• **Zu lesender Text**:

***

Neue Gesellschaft/Frankfurter Hefte Nr. 6/2010

"Eine neu zum Leben erweckte Sozialdemokratie"
Gespräch mit Tony Judt

Von Thomas Meyer


Am Rande der im Nachhinein als Washington Square-Konsens betitelten Konferenz in New York sprach Thomas Meyer mit Tony Judt, einem der führenden Historiker und Intellektuellen unserer Zeit. Ausgehend von einem Blick auf die historischen Entstehungsbedingungen des Wohlfahrtsstaates, diskutiert Judt die Chancen und Schwierigkeiten sozialer Demokratie in den USA und Europa - und plädiert für die Fähigkeit zur Erinnerung in der Politik.

***

Annotierte Elementauflistungen:
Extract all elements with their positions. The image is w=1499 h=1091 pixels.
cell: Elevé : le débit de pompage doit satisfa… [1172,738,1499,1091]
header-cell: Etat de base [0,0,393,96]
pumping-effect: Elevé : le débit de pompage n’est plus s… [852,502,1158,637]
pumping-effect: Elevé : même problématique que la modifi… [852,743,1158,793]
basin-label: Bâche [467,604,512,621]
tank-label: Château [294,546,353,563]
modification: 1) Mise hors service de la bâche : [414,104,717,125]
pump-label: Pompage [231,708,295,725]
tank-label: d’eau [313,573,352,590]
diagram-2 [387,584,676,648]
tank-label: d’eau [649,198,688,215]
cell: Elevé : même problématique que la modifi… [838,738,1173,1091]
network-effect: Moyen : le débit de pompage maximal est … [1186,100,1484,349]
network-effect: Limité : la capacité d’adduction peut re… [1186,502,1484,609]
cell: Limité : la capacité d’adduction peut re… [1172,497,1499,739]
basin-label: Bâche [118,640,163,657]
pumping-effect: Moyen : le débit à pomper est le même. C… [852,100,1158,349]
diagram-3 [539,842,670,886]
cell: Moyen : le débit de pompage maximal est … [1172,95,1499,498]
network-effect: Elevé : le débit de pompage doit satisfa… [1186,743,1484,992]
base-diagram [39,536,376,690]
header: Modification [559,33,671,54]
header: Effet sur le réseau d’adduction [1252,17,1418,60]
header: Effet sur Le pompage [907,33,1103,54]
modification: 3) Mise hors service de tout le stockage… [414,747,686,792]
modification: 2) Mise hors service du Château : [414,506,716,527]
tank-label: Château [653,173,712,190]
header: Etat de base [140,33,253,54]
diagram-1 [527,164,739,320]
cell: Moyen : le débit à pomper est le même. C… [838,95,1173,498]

***

• **Was zu tun ist**: Unter welchem Namen wurde die Konferenz in New York laut dem Gesprächstext über Tony Judt im Nachhinein bekannt?

• **Vollständige Ausgabe**: Als Washington Square-Konsens.